** BEGIN EXCERPTED PASSAGE **
For the past week, many friends of ISC have been pounding their keyboards with enthusiastic raves about a feast of soundboard recordings from Autechre’s recent European and Australian tours. Released in early November via Warp and their website, each 60-80 minute set is its own epiphany: heavy, frantic, chaotic, with synthetic shards that spear and shatter, tracks that are as imposing as skyscrapers — and which occasionally collapse into a mess of digital detritus and pulsing waves. Scratched bursts. Shimmering respites. Machine-gun percussion. The kind of stuff that can obliterate intrusive thoughts, at least for a time, about the state of the world outside Autechre’s domain. Because every Autechre show is a journey in real-time world-building, one that shakes and pulls, veers, skids, and occasionally explodes. While their sound is the sonic opposite of the Grateful Dead, they share that same allure: each night is distinct, drawing dedicated fans who seek out recordings and revel in their singularity.
The dozen new sets open with an Aug. 25, 2023 gig in Melbourne, then move to Sydney before shifting to European cities like Brussels, Paris, Lyon, Barcelona, Madrid, Lisbon, and London. While some sets start with similar cues and textures, each performance soon spirals into fresh, unpredictable territory. In Venice, part of La Biennale di Venezia in October ’23, deep thumps evolve into metallic clangs, creating a sonic architecture unique to that night. In Spain, the two sets open with an identical electronic wail but split almost instantly into completely divergent soundscapes.
Barcelona, especially, is a wonder. Those who listen at high volume might even be able to hear the remnants of a falling empire. Turn it up even louder and, if you listen closely, you can hear the light shining through the darkness.
** END EXCERPTED PASSAGE **
WHAT YOU HAVE TO DO: Decide whether each statement agrees with the passage on Autechre's tour recordings, answering yes or no and quoting the words that settle it. 1. The recordings came out in early November through Warp and the band's website. 2. The dozen new sets begin with a gig in Sydney. 3. The two sets in Spain open with different sounds.
** BEGIN DATA ENTRIES **
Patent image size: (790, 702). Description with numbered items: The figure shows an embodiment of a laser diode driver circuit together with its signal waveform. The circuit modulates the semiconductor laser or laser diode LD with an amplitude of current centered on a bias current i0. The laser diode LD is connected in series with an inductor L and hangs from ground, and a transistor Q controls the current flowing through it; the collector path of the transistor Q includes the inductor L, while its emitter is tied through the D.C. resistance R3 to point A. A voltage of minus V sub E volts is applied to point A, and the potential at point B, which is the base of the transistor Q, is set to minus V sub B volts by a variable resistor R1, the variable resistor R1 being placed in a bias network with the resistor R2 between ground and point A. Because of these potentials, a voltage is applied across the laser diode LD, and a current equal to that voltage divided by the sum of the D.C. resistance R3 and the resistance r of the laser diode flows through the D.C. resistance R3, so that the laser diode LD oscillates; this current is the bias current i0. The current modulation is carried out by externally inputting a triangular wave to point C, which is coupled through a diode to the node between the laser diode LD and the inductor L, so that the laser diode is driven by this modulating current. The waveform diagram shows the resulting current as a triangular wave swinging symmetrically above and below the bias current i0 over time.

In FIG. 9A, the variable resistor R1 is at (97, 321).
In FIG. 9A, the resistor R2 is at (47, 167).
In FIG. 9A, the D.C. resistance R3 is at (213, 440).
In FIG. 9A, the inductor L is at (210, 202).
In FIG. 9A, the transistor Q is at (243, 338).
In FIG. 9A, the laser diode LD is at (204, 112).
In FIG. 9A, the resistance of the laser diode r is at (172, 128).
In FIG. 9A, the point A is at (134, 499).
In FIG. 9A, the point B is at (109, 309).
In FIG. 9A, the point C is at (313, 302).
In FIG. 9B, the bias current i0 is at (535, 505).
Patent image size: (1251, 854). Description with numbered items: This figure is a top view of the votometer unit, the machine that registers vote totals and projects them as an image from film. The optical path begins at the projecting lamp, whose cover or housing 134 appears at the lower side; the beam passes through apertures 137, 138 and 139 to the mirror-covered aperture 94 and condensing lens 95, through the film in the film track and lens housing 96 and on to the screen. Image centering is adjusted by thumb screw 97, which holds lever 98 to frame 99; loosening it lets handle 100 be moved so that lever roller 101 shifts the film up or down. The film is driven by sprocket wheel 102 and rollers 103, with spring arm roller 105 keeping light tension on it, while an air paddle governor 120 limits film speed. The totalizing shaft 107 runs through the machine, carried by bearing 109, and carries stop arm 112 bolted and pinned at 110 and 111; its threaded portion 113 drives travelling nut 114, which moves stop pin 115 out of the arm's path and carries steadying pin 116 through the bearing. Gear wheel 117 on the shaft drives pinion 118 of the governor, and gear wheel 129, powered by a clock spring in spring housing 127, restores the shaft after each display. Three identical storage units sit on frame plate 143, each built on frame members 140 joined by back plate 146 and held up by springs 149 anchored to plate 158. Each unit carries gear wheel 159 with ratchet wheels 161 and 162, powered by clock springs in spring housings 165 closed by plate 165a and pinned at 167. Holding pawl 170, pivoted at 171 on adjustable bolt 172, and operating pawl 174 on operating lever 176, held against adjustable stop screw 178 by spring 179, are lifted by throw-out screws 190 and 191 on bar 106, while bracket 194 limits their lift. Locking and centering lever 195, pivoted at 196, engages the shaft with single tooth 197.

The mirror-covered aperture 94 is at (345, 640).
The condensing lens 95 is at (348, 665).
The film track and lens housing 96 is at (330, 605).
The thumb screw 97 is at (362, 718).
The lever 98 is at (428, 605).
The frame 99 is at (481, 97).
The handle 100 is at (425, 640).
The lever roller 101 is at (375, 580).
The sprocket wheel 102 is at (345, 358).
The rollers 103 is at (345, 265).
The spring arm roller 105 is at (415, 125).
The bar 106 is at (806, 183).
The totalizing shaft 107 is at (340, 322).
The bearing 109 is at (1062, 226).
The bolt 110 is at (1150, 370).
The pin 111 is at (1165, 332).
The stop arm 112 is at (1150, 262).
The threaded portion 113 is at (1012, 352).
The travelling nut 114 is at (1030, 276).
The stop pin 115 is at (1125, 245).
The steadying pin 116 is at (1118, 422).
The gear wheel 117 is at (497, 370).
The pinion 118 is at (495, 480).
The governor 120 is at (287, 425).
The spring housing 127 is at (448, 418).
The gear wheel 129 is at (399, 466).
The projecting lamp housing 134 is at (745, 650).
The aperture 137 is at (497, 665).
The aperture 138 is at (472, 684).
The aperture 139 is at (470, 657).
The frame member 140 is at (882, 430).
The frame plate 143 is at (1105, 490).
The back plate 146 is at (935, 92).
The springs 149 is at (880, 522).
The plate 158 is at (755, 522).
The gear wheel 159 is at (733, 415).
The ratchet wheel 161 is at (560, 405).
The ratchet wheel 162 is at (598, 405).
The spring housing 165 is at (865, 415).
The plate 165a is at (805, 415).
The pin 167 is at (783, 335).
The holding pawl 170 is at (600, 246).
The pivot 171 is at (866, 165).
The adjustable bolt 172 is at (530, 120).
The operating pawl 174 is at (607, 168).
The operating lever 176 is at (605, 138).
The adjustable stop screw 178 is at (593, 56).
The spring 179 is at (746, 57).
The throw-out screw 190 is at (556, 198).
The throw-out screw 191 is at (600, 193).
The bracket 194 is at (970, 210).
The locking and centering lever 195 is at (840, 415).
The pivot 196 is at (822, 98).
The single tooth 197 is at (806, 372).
** END DATA ENTRIES **
FINAL RESULT:
1. Yes: "Released in early November via Warp and their website"
2. No: "The dozen new sets open with an Aug. 25, 2023 gig in Melbourne, then move to Sydney"
3. No: "In Spain, the two sets open with an identical electronic wail"